Output every record word for word.

▶ **ROWS**:
——

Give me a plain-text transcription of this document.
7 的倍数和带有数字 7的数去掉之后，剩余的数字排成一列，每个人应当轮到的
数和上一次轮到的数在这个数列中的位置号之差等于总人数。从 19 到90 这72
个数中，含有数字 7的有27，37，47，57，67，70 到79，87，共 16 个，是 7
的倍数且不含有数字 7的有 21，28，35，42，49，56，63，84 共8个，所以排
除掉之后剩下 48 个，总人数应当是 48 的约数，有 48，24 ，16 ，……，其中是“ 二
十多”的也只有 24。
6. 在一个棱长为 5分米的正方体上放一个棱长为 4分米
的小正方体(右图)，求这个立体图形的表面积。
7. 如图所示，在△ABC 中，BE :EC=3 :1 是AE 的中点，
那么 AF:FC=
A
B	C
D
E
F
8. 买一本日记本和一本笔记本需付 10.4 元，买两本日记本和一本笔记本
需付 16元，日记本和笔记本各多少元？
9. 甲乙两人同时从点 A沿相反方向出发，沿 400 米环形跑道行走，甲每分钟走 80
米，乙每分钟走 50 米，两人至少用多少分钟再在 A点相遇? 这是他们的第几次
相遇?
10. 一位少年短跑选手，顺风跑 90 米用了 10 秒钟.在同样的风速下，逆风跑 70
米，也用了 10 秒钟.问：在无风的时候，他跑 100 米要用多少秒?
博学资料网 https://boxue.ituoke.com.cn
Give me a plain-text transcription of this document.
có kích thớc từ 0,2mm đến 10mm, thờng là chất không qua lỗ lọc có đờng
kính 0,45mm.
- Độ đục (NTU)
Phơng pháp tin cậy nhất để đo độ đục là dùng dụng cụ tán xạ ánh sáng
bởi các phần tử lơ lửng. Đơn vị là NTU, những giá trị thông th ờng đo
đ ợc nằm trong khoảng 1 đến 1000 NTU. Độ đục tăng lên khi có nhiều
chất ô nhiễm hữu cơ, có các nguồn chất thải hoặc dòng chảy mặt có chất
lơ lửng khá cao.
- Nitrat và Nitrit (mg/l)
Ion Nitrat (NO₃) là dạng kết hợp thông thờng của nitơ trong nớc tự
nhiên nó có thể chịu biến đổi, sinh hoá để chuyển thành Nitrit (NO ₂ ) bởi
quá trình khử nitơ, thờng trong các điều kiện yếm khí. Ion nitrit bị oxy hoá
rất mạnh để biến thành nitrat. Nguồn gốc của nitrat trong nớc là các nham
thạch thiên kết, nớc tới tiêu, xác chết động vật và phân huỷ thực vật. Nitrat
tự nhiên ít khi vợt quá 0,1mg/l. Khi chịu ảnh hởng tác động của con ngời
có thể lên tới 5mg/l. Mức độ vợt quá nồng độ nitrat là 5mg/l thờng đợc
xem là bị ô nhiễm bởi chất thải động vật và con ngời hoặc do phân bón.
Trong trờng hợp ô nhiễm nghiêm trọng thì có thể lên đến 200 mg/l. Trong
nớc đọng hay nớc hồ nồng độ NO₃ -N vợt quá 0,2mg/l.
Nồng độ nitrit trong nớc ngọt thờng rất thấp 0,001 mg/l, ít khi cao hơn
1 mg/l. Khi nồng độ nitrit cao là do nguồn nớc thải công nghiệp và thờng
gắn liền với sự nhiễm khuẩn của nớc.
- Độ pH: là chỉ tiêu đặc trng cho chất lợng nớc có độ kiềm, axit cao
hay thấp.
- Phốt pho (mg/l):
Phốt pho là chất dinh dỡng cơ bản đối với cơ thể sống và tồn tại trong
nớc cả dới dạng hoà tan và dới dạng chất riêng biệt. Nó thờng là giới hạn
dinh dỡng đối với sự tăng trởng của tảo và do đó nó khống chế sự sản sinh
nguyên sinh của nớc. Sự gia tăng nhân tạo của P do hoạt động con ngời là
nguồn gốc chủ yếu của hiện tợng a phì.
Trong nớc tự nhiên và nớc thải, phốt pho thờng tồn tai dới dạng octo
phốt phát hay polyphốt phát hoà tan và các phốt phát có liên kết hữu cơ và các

——

▶ **EXERCISE OUTPUT**:
Give me a plain-text transcription of this document.
7 的倍数和带有数字 7的数去掉之后，剩余的数字排成一列，每个人应当轮到的
数和上一次轮到的数在这个数列中的位置号之差等于总人数。从 19 到90 这72
个数中，含有数字 7的有27，37，47，57，67，70 到79，87，共 16 个，是 7
的倍数且不含有数字 7的有 21，28，35，42，49，56，63，84 共8个，所以排
除掉之后剩下 48 个，总人数应当是 48 的约数，有 48，24 ，16 ，……，其中是“ 二
十多”的也只有 24。
6. 在一个棱长为 5分米的正方体上放一个棱长为 4分米
的小正方体(右图)，求这个立体图形的表面积。
7. 如图所示，在△ABC 中，BE :EC=3 :1 是AE 的中点，
那么 AF:FC=
A
B	C
D
E
F
8. 买一本日记本和一本笔记本需付 10.4 元，买两本日记本和一本笔记本
需付 16元，日记本和笔记本各多少元？
9. 甲乙两人同时从点 A沿相反方向出发，沿 400 米环形跑道行走，甲每分钟走 80
米，乙每分钟走 50 米，两人至少用多少分钟再在 A点相遇? 这是他们的第几次
相遇?
10. 一位少年短跑选手，顺风跑 90 米用了 10 秒钟.在同样的风速下，逆风跑 70
米，也用了 10 秒钟.问：在无风的时候，他跑 100 米要用多少秒?
博学资料网 https://boxue.ituoke.com.cn
Give me a plain-text transcription of this document.
có kích thớc từ 0,2mm đến 10mm, thờng là chất không qua lỗ lọc có đờng
kính 0,45mm.
- Độ đục (NTU)
Phơng pháp tin cậy nhất để đo độ đục là dùng dụng cụ tán xạ ánh sáng
bởi các phần tử lơ lửng. Đơn vị là NTU, những giá trị thông th ờng đo
đ ợc nằm trong khoảng 1 đến 1000 NTU. Độ đục tăng lên khi có nhiều
chất ô nhiễm hữu cơ, có các nguồn chất thải hoặc dòng chảy mặt có chất
lơ lửng khá cao.
- Nitrat và Nitrit (mg/l)
Ion Nitrat (NO₃) là dạng kết hợp thông thờng của nitơ trong nớc tự
nhiên nó có thể chịu biến đổi, sinh hoá để chuyển thành Nitrit (NO ₂ ) bởi
quá trình khử nitơ, thờng trong các điều kiện yếm khí. Ion nitrit bị oxy hoá
rất mạnh để biến thành nitrat. Nguồn gốc của nitrat trong nớc là các nham
thạch thiên kết, nớc tới tiêu, xác chết động vật và phân huỷ thực vật. Nitrat
tự nhiên ít khi vợt quá 0,1mg/l. Khi chịu ảnh hởng tác động của con ngời
có thể lên tới 5mg/l. Mức độ vợt quá nồng độ nitrat là 5mg/l thờng đợc
xem là bị ô nhiễm bởi chất thải động vật và con ngời hoặc do phân bón.
Trong trờng hợp ô nhiễm nghiêm trọng thì có thể lên đến 200 mg/l. Trong
nớc đọng hay nớc hồ nồng độ NO₃ -N vợt quá 0,2mg/l.
Nồng độ nitrit trong nớc ngọt thờng rất thấp 0,001 mg/l, ít khi cao hơn
1 mg/l. Khi nồng độ nitrit cao là do nguồn nớc thải công nghiệp và thờng
gắn liền với sự nhiễm khuẩn của nớc.
- Độ pH: là chỉ tiêu đặc trng cho chất lợng nớc có độ kiềm, axit cao
hay thấp.
- Phốt pho (mg/l):
Phốt pho là chất dinh dỡng cơ bản đối với cơ thể sống và tồn tại trong
nớc cả dới dạng hoà tan và dới dạng chất riêng biệt. Nó thờng là giới hạn
dinh dỡng đối với sự tăng trởng của tảo và do đó nó khống chế sự sản sinh
nguyên sinh của nớc. Sự gia tăng nhân tạo của P do hoạt động con ngời là
nguồn gốc chủ yếu của hiện tợng a phì.
Trong nớc tự nhiên và nớc thải, phốt pho thờng tồn tai dới dạng octo
phốt phát hay polyphốt phát hoà tan và các phốt phát có liên kết hữu cơ và các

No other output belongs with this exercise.